GOAL: From the entries that follow, list every line in which the string "screenshot" appears.

INPUT ROWS:
↓↓↓

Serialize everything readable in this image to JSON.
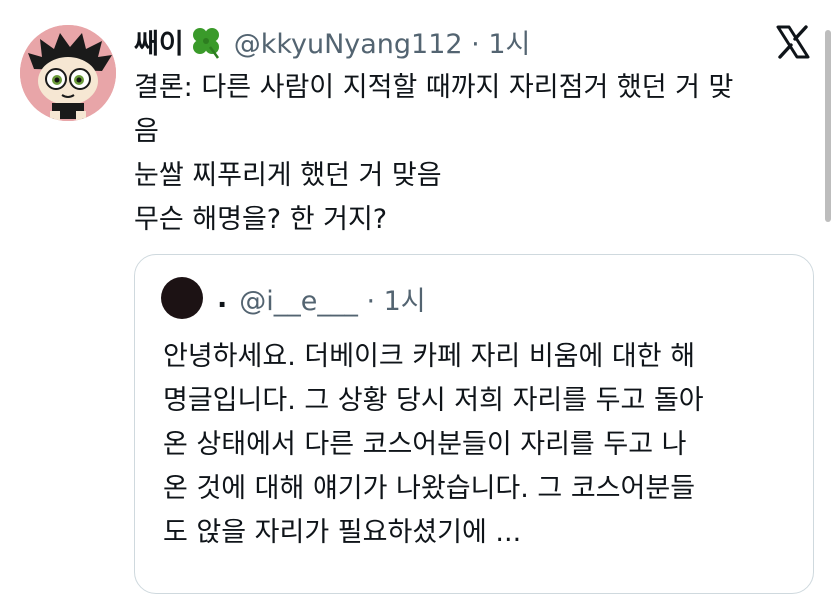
{
  "tweet": {
    "display_name": "쌔이",
    "handle_time": "@kkyuNyang112 · 1시",
    "text_lines": [
      "결론: 다른 사람이 지적할 때까지 자리점거 했던 거 맞",
      "음",
      "눈쌀 찌푸리게 했던 거 맞음",
      "무슨 해명을? 한 거지?"
    ]
  },
  "quote": {
    "dot": ".",
    "handle_time": "@i__e___ · 1시",
    "text_lines": [
      "안녕하세요. 더베이크 카페 자리 비움에 대한 해",
      "명글입니다. 그 상황 당시 저희 자리를 두고 돌아",
      "온 상태에서 다른 코스어분들이 자리를 두고 나",
      "온 것에 대해 얘기가 나왔습니다. 그 코스어분들",
      "도 앉을 자리가 필요하셨기에  ..."
    ]
  },
  "colors": {
    "text": "#0f1419",
    "secondary": "#536471",
    "border": "#cfd9de",
    "avatar_bg": "#e8a5a8"
  },
  "icons": {
    "brand": "x-logo-icon",
    "emoji": "four-leaf-clover-icon"
  }
}
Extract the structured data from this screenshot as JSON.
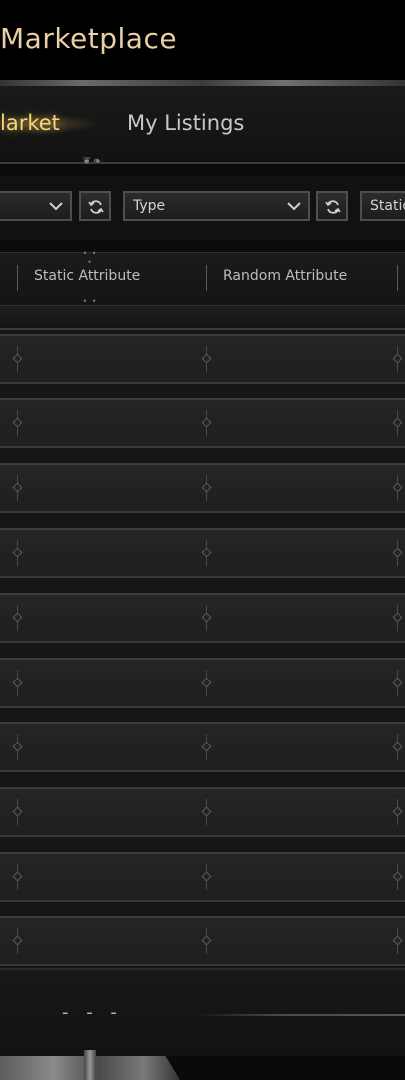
{
  "window": {
    "title": "Marketplace"
  },
  "tabs": [
    {
      "label": "Market",
      "visible_text": "larket",
      "active": true
    },
    {
      "label": "My Listings",
      "active": false
    }
  ],
  "filters": {
    "first_select_value": "",
    "type_select_value": "Type",
    "third_select_value": "Static"
  },
  "table": {
    "columns": [
      "Static Attribute",
      "Random Attribute"
    ],
    "rows": [
      {
        "static": "",
        "random": ""
      },
      {
        "static": "",
        "random": ""
      },
      {
        "static": "",
        "random": ""
      },
      {
        "static": "",
        "random": ""
      },
      {
        "static": "",
        "random": ""
      },
      {
        "static": "",
        "random": ""
      },
      {
        "static": "",
        "random": ""
      },
      {
        "static": "",
        "random": ""
      },
      {
        "static": "",
        "random": ""
      },
      {
        "static": "",
        "random": ""
      }
    ]
  },
  "pagination": {
    "indicator": "- - -"
  },
  "icons": {
    "dropdown": "chevron-down-icon",
    "refresh": "refresh-icon"
  },
  "colors": {
    "title": "#e8cfa6",
    "active_tab": "#f3d67e",
    "inactive_tab": "#c9c9c9",
    "pager_accent": "#e0b070"
  }
}
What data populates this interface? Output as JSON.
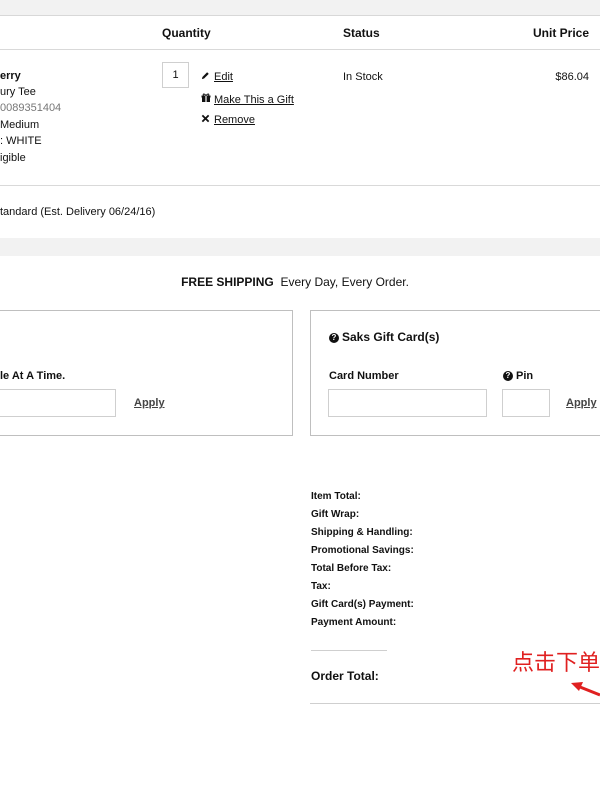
{
  "columns": {
    "quantity": "Quantity",
    "status": "Status",
    "unit_price": "Unit Price"
  },
  "item": {
    "line1": "erry",
    "line2": "ury Tee",
    "line3": "0089351404",
    "line4": "Medium",
    "line5": ": WHITE",
    "line6": "igible",
    "quantity": "1",
    "status": "In Stock",
    "price": "$86.04",
    "actions": {
      "edit": "Edit",
      "gift": "Make This a Gift",
      "remove": "Remove"
    },
    "shipping": "tandard (Est. Delivery 06/24/16)"
  },
  "banner": {
    "bold": "FREE SHIPPING",
    "rest": "Every Day, Every Order."
  },
  "promo": {
    "label": "le At A Time.",
    "apply": "Apply"
  },
  "giftcard": {
    "title": "Saks Gift Card(s)",
    "card_number_label": "Card Number",
    "pin_label": "Pin",
    "apply": "Apply"
  },
  "summary": {
    "item_total": "Item Total:",
    "gift_wrap": "Gift Wrap:",
    "shipping": "Shipping & Handling:",
    "promo_savings": "Promotional Savings:",
    "total_before_tax": "Total Before Tax:",
    "tax": "Tax:",
    "gift_card_payment": "Gift Card(s) Payment:",
    "payment_amount": "Payment Amount:",
    "order_total": "Order Total:"
  },
  "annotation": {
    "text": "点击下单",
    "color": "#e02020"
  },
  "icons": [
    "pencil-icon",
    "gift-icon",
    "close-icon",
    "question-icon",
    "arrow-icon"
  ]
}
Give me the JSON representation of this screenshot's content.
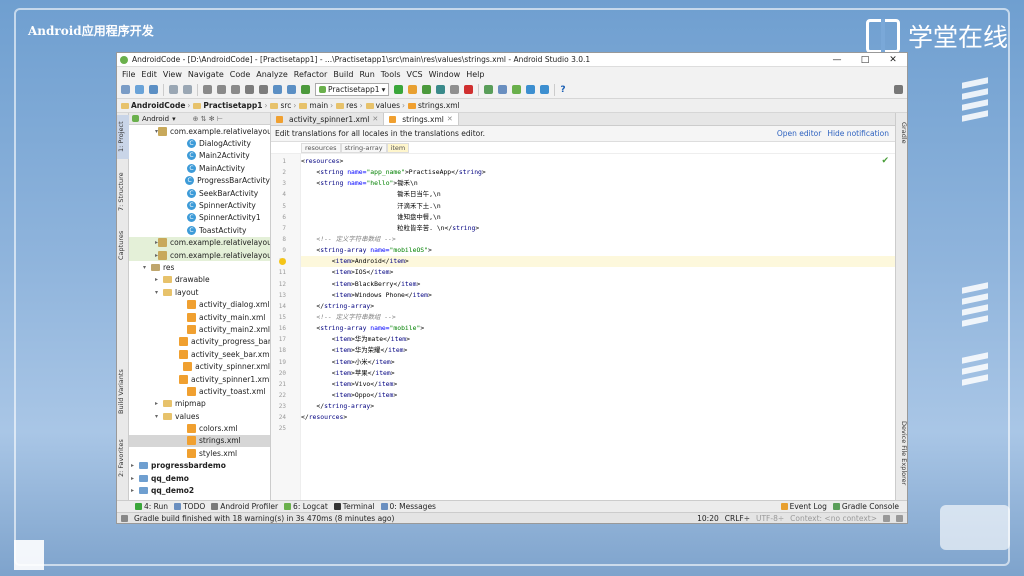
{
  "slide": {
    "title": "Android应用程序开发",
    "brand": "学堂在线"
  },
  "window": {
    "title": "AndroidCode - [D:\\AndroidCode] - [Practisetapp1] - ...\\Practisetapp1\\src\\main\\res\\values\\strings.xml - Android Studio 3.0.1",
    "minimize": "—",
    "maximize": "□",
    "close": "✕"
  },
  "menu": [
    "File",
    "Edit",
    "View",
    "Navigate",
    "Code",
    "Analyze",
    "Refactor",
    "Build",
    "Run",
    "Tools",
    "VCS",
    "Window",
    "Help"
  ],
  "toolbar": {
    "run_config": "Practisetapp1",
    "help": "?"
  },
  "breadcrumb": [
    "AndroidCode",
    "Practisetapp1",
    "src",
    "main",
    "res",
    "values",
    "strings.xml"
  ],
  "project_panel": {
    "view": "Android",
    "icons": "⊕ ⇅ ✻ ⊢"
  },
  "left_tabs": [
    "1: Project",
    "7: Structure",
    "Captures",
    "Build Variants",
    "2: Favorites"
  ],
  "right_tabs": [
    "Gradle",
    "Device File Explorer"
  ],
  "tree": [
    {
      "label": "com.example.relativelayou",
      "depth": 1,
      "kind": "pkg",
      "arrow": "▾"
    },
    {
      "label": "DialogActivity",
      "depth": 3,
      "kind": "cls"
    },
    {
      "label": "Main2Activity",
      "depth": 3,
      "kind": "cls"
    },
    {
      "label": "MainActivity",
      "depth": 3,
      "kind": "cls"
    },
    {
      "label": "ProgressBarActivity",
      "depth": 3,
      "kind": "cls"
    },
    {
      "label": "SeekBarActivity",
      "depth": 3,
      "kind": "cls"
    },
    {
      "label": "SpinnerActivity",
      "depth": 3,
      "kind": "cls"
    },
    {
      "label": "SpinnerActivity1",
      "depth": 3,
      "kind": "cls"
    },
    {
      "label": "ToastActivity",
      "depth": 3,
      "kind": "cls"
    },
    {
      "label": "com.example.relativelayou",
      "depth": 1,
      "kind": "pkg",
      "arrow": "▸",
      "hl": true
    },
    {
      "label": "com.example.relativelayou",
      "depth": 1,
      "kind": "pkg",
      "arrow": "▸",
      "hl": true
    },
    {
      "label": "res",
      "depth": 0,
      "kind": "res",
      "arrow": "▾"
    },
    {
      "label": "drawable",
      "depth": 1,
      "kind": "fld",
      "arrow": "▸"
    },
    {
      "label": "layout",
      "depth": 1,
      "kind": "fld",
      "arrow": "▾"
    },
    {
      "label": "activity_dialog.xml",
      "depth": 3,
      "kind": "xml"
    },
    {
      "label": "activity_main.xml",
      "depth": 3,
      "kind": "xml"
    },
    {
      "label": "activity_main2.xml",
      "depth": 3,
      "kind": "xml"
    },
    {
      "label": "activity_progress_bar.x",
      "depth": 3,
      "kind": "xml"
    },
    {
      "label": "activity_seek_bar.xml",
      "depth": 3,
      "kind": "xml"
    },
    {
      "label": "activity_spinner.xml",
      "depth": 3,
      "kind": "xml"
    },
    {
      "label": "activity_spinner1.xml",
      "depth": 3,
      "kind": "xml"
    },
    {
      "label": "activity_toast.xml",
      "depth": 3,
      "kind": "xml"
    },
    {
      "label": "mipmap",
      "depth": 1,
      "kind": "fld",
      "arrow": "▸"
    },
    {
      "label": "values",
      "depth": 1,
      "kind": "fld",
      "arrow": "▾"
    },
    {
      "label": "colors.xml",
      "depth": 3,
      "kind": "xml"
    },
    {
      "label": "strings.xml",
      "depth": 3,
      "kind": "xml",
      "sel": true
    },
    {
      "label": "styles.xml",
      "depth": 3,
      "kind": "xml"
    },
    {
      "label": "progressbardemo",
      "depth": -1,
      "kind": "mod",
      "arrow": "▸",
      "bold": true
    },
    {
      "label": "qq_demo",
      "depth": -1,
      "kind": "mod",
      "arrow": "▸",
      "bold": true
    },
    {
      "label": "qq_demo2",
      "depth": -1,
      "kind": "mod",
      "arrow": "▸",
      "bold": true
    }
  ],
  "editor_tabs": [
    {
      "label": "activity_spinner1.xml",
      "active": false
    },
    {
      "label": "strings.xml",
      "active": true
    }
  ],
  "notice": {
    "message": "Edit translations for all locales in the translations editor.",
    "open_editor": "Open editor",
    "hide": "Hide notification"
  },
  "xml_path": [
    "resources",
    "string-array",
    "item"
  ],
  "code_lines": [
    "<resources>",
    "    <string name=\"app_name\">PractiseApp</string>",
    "    <string name=\"hello\">锄禾\\n",
    "                         锄禾日当午,\\n",
    "                         汗滴禾下土.\\n",
    "                         谁知盘中餐,\\n",
    "                         粒粒皆辛苦. \\n</string>",
    "    <!-- 定义字符串数组 -->",
    "    <string-array name=\"mobileOS\">",
    "        <item>Android</item>",
    "        <item>IOS</item>",
    "        <item>BlackBerry</item>",
    "        <item>Windows Phone</item>",
    "    </string-array>",
    "    <!-- 定义字符串数组 -->",
    "    <string-array name=\"mobile\">",
    "        <item>华为mate</item>",
    "        <item>华为荣耀</item>",
    "        <item>小米</item>",
    "        <item>苹果</item>",
    "        <item>Vivo</item>",
    "        <item>Oppo</item>",
    "    </string-array>",
    "</resources>",
    ""
  ],
  "current_line": 10,
  "tool_windows": [
    "4: Run",
    "TODO",
    "Android Profiler",
    "6: Logcat",
    "Terminal",
    "0: Messages"
  ],
  "tool_windows_right": [
    "Event Log",
    "Gradle Console"
  ],
  "status": {
    "message": "Gradle build finished with 18 warning(s) in 3s 470ms (8 minutes ago)",
    "position": "10:20",
    "line_sep": "CRLF÷",
    "encoding": "UTF-8÷",
    "context": "Context: <no context>"
  }
}
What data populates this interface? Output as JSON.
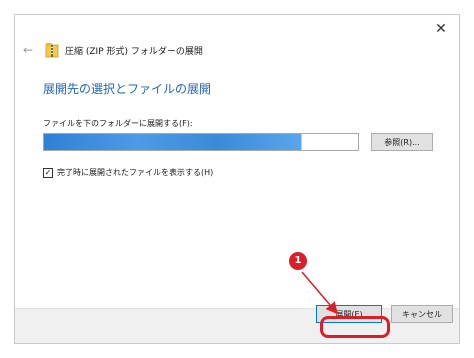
{
  "window": {
    "title": "圧縮 (ZIP 形式) フォルダーの展開",
    "close_glyph": "✕",
    "back_glyph": "←"
  },
  "main": {
    "heading": "展開先の選択とファイルの展開",
    "field_label": "ファイルを下のフォルダーに展開する(F):",
    "path_value": "",
    "browse_label": "参照(R)...",
    "checkbox_label": "完了時に展開されたファイルを表示する(H)",
    "checkbox_checked": true,
    "checkbox_glyph": "✓"
  },
  "footer": {
    "extract_label": "展開(E)",
    "cancel_label": "キャンセル"
  },
  "annotation": {
    "badge_number": "1",
    "color": "#d9202a"
  },
  "colors": {
    "heading": "#1f66b8",
    "accent": "#0078d7"
  },
  "icons": {
    "zip_folder": "zip-folder-icon",
    "back": "back-arrow-icon",
    "close": "close-icon"
  }
}
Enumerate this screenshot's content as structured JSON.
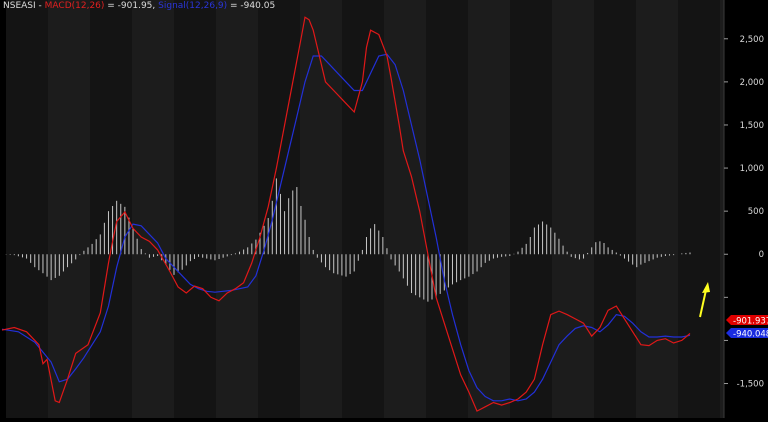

↑↑↑

RESULT:
Extract the structured data from this screenshot as JSON.
Give me the JSON representation of this screenshot's content.
Enumerate this screenshot's content as structured JSON.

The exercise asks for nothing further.